[START OF Given records]

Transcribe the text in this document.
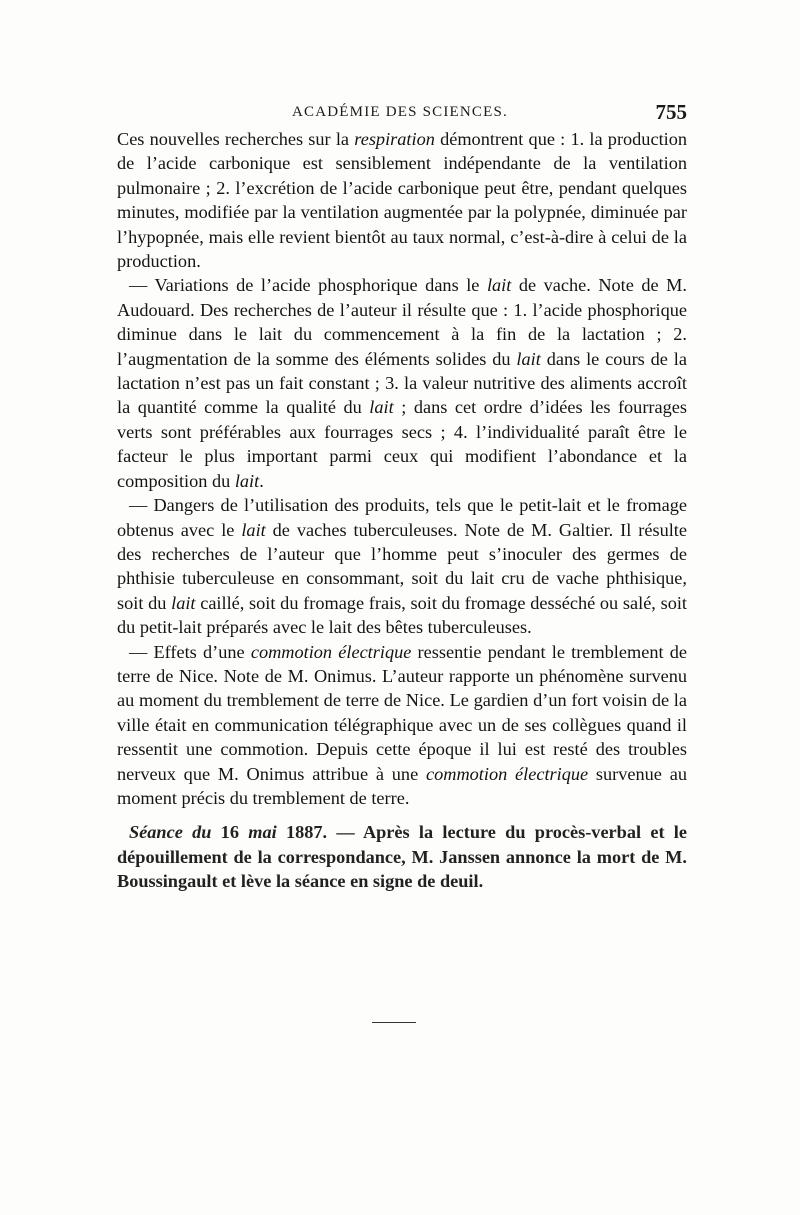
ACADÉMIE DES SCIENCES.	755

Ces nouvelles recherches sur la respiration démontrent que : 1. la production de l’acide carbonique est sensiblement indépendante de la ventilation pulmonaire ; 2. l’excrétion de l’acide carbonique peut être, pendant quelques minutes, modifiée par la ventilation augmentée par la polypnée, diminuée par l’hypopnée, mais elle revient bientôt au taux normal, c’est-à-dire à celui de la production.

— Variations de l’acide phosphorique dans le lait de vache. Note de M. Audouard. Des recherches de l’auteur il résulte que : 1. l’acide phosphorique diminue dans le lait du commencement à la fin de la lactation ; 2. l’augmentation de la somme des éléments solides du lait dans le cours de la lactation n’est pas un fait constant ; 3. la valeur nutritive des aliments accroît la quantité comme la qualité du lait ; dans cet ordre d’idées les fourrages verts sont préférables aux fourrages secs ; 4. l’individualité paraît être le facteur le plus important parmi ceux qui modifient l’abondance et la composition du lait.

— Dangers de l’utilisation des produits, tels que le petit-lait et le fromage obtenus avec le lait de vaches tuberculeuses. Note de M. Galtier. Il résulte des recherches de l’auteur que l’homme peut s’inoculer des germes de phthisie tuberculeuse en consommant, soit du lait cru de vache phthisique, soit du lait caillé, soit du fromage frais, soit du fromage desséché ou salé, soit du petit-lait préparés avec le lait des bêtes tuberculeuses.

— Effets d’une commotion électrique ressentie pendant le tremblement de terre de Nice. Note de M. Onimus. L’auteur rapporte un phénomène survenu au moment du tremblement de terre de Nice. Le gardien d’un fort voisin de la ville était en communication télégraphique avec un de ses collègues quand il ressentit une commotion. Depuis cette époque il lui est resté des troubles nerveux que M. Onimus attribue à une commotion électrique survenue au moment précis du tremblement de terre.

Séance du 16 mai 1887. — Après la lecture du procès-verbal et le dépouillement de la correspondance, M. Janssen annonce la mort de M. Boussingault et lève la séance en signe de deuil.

[END OF Given records]

**Task to carry out:** Repeat the material above in full and exactly, omitting the pictures.

**Solution:**
Transcribe the text in this document.
ACADÉMIE DES SCIENCES.	755

Ces nouvelles recherches sur la respiration démontrent que : 1. la production de l’acide carbonique est sensiblement indépendante de la ventilation pulmonaire ; 2. l’excrétion de l’acide carbonique peut être, pendant quelques minutes, modifiée par la ventilation augmentée par la polypnée, diminuée par l’hypopnée, mais elle revient bientôt au taux normal, c’est-à-dire à celui de la production.

— Variations de l’acide phosphorique dans le lait de vache. Note de M. Audouard. Des recherches de l’auteur il résulte que : 1. l’acide phosphorique diminue dans le lait du commencement à la fin de la lactation ; 2. l’augmentation de la somme des éléments solides du lait dans le cours de la lactation n’est pas un fait constant ; 3. la valeur nutritive des aliments accroît la quantité comme la qualité du lait ; dans cet ordre d’idées les fourrages verts sont préférables aux fourrages secs ; 4. l’individualité paraît être le facteur le plus important parmi ceux qui modifient l’abondance et la composition du lait.

— Dangers de l’utilisation des produits, tels que le petit-lait et le fromage obtenus avec le lait de vaches tuberculeuses. Note de M. Galtier. Il résulte des recherches de l’auteur que l’homme peut s’inoculer des germes de phthisie tuberculeuse en consommant, soit du lait cru de vache phthisique, soit du lait caillé, soit du fromage frais, soit du fromage desséché ou salé, soit du petit-lait préparés avec le lait des bêtes tuberculeuses.

— Effets d’une commotion électrique ressentie pendant le tremblement de terre de Nice. Note de M. Onimus. L’auteur rapporte un phénomène survenu au moment du tremblement de terre de Nice. Le gardien d’un fort voisin de la ville était en communication télégraphique avec un de ses collègues quand il ressentit une commotion. Depuis cette époque il lui est resté des troubles nerveux que M. Onimus attribue à une commotion électrique survenue au moment précis du tremblement de terre.

Séance du 16 mai 1887. — Après la lecture du procès-verbal et le dépouillement de la correspondance, M. Janssen annonce la mort de M. Boussingault et lève la séance en signe de deuil.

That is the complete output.